DATA PROVIDED:
****
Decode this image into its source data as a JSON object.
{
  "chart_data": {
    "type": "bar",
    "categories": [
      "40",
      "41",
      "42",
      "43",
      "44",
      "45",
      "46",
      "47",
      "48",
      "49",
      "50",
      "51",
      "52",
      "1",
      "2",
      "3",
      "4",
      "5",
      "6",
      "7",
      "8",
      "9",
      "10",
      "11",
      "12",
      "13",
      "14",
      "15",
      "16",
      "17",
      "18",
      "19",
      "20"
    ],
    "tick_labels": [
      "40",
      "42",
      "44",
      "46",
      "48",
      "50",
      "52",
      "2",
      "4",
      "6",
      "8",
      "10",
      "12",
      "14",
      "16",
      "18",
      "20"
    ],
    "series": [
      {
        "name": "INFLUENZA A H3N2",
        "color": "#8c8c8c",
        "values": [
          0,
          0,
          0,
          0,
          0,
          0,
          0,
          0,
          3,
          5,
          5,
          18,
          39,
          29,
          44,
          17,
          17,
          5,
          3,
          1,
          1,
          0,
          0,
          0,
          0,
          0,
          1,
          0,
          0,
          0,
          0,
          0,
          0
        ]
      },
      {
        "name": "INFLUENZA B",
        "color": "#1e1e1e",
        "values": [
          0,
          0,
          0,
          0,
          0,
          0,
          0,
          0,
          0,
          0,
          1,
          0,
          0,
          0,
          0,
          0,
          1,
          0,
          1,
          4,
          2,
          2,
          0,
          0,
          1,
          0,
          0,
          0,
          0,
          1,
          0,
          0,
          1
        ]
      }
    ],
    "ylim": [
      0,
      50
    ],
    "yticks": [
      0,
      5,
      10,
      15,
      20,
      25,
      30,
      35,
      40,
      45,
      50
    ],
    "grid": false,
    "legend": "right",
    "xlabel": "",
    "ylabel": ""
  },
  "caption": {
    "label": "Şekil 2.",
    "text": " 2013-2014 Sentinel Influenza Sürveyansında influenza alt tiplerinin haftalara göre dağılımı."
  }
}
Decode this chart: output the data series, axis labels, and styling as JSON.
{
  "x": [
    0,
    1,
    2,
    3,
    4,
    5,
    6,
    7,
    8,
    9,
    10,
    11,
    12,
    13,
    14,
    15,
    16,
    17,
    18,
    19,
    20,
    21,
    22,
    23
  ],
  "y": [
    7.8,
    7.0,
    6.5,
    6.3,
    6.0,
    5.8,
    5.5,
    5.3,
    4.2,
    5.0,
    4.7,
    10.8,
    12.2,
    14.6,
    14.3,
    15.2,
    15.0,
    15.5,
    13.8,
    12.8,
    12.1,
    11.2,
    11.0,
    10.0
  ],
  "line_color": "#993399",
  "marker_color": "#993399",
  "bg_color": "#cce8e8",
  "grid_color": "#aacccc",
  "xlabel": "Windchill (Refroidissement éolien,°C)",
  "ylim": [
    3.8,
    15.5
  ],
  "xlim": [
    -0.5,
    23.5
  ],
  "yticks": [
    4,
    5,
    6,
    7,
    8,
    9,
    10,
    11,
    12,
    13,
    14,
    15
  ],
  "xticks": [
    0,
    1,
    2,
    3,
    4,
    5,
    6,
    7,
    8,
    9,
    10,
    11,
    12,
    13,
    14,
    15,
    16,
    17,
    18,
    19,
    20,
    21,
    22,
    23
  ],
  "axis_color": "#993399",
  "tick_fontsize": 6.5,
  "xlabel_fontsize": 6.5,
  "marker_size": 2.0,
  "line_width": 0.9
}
****
EXERCISE BRIEF:
Each line from the one containing "Decode this chart: output" to the end of the listing above should be copied exactly, and nothing else.

ANSWER TO THE TASK:
Decode this chart: output the data series, axis labels, and styling as JSON.
{
  "x": [
    0,
    1,
    2,
    3,
    4,
    5,
    6,
    7,
    8,
    9,
    10,
    11,
    12,
    13,
    14,
    15,
    16,
    17,
    18,
    19,
    20,
    21,
    22,
    23
  ],
  "y": [
    7.8,
    7.0,
    6.5,
    6.3,
    6.0,
    5.8,
    5.5,
    5.3,
    4.2,
    5.0,
    4.7,
    10.8,
    12.2,
    14.6,
    14.3,
    15.2,
    15.0,
    15.5,
    13.8,
    12.8,
    12.1,
    11.2,
    11.0,
    10.0
  ],
  "line_color": "#993399",
  "marker_color": "#993399",
  "bg_color": "#cce8e8",
  "grid_color": "#aacccc",
  "xlabel": "Windchill (Refroidissement éolien,°C)",
  "ylim": [
    3.8,
    15.5
  ],
  "xlim": [
    -0.5,
    23.5
  ],
  "yticks": [
    4,
    5,
    6,
    7,
    8,
    9,
    10,
    11,
    12,
    13,
    14,
    15
  ],
  "xticks": [
    0,
    1,
    2,
    3,
    4,
    5,
    6,
    7,
    8,
    9,
    10,
    11,
    12,
    13,
    14,
    15,
    16,
    17,
    18,
    19,
    20,
    21,
    22,
    23
  ],
  "axis_color": "#993399",
  "tick_fontsize": 6.5,
  "xlabel_fontsize": 6.5,
  "marker_size": 2.0,
  "line_width": 0.9
}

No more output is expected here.